**WHAT YOU ARE ASKED TO DO:** Scan the entries for the string "title" and give the number of lines that have it, nothing further.

*** RECORDS TO PROCESS

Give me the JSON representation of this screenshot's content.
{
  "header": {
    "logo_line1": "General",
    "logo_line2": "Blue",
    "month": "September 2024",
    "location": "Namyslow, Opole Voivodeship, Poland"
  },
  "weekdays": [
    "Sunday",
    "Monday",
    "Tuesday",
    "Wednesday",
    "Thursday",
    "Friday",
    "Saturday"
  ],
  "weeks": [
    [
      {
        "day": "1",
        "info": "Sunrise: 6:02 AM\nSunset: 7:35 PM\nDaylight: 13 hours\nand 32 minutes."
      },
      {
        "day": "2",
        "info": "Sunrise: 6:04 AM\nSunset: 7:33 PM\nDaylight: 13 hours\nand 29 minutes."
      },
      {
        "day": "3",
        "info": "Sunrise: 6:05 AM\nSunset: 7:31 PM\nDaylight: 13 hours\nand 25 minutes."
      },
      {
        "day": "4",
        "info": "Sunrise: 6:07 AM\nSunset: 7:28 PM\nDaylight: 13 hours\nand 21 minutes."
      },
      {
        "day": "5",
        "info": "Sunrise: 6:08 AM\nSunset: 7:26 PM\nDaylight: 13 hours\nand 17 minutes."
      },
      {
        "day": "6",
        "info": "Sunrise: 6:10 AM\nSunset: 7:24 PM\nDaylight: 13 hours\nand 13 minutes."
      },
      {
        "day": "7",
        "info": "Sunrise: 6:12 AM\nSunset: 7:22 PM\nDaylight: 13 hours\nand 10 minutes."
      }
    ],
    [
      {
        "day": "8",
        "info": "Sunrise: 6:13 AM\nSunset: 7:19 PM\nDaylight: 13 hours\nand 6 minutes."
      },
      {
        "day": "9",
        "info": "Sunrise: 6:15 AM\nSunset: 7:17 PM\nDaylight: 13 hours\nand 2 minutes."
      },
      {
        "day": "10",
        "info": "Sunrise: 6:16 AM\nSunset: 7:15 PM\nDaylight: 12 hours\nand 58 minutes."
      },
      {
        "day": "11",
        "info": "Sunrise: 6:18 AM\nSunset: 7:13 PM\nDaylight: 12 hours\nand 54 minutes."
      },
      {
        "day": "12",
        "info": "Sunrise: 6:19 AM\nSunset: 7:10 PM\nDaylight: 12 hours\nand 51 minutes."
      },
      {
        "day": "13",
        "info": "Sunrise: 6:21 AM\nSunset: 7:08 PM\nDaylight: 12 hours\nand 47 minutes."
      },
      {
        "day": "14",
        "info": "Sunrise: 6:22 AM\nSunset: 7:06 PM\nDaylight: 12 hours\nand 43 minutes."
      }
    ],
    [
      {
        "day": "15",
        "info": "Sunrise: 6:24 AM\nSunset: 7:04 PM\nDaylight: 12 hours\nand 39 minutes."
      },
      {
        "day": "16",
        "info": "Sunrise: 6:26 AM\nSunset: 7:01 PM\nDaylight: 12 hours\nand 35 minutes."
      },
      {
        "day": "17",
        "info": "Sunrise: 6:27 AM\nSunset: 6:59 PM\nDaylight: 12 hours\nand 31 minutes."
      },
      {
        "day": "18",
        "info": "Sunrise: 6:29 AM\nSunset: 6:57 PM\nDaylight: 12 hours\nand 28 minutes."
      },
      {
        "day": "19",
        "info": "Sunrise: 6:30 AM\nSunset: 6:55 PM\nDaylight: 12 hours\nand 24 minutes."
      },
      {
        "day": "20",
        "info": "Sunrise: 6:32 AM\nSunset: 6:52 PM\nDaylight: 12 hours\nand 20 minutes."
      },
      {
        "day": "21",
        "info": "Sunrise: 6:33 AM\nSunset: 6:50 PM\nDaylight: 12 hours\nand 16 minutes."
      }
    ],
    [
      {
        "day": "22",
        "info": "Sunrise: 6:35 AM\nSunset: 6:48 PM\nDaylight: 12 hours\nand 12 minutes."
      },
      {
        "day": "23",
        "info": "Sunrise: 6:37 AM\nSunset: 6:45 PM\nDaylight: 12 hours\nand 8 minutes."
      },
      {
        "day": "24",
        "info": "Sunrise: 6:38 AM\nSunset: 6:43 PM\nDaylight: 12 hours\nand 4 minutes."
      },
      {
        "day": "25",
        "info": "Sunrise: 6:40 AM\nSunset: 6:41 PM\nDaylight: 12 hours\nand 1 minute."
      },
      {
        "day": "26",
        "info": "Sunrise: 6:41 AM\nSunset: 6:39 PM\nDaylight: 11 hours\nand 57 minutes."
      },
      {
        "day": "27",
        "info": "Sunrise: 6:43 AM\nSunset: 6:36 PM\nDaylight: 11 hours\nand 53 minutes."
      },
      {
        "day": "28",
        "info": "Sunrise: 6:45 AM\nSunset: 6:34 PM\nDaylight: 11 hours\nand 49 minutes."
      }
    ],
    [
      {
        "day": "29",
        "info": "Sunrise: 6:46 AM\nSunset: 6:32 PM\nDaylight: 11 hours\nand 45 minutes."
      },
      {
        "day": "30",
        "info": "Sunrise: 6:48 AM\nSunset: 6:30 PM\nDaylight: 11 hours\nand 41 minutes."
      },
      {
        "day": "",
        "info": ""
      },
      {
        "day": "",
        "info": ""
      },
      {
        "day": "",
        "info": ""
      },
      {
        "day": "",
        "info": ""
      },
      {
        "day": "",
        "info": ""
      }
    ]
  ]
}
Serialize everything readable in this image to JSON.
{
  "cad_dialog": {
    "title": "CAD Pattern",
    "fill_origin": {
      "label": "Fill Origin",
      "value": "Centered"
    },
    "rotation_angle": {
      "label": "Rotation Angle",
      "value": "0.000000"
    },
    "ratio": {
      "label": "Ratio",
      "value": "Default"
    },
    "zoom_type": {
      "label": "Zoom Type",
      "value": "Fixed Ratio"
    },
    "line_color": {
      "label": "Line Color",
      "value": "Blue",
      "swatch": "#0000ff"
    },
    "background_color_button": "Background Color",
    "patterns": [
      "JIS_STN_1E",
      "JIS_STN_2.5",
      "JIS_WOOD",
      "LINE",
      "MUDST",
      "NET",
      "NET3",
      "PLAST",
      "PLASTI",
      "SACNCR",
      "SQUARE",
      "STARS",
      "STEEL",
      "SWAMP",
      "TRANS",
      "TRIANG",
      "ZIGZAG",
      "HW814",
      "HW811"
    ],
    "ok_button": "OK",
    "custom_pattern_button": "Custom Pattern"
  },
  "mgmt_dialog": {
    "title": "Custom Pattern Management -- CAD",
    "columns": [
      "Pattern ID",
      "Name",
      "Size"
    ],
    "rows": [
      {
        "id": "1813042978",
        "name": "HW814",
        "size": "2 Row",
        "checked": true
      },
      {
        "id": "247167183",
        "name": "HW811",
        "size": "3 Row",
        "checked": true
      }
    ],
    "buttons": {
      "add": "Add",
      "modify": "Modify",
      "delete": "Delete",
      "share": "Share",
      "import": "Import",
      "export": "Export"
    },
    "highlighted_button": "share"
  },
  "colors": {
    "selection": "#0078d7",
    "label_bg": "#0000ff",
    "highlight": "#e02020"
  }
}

******

**EXERCISE ANSWER:** 2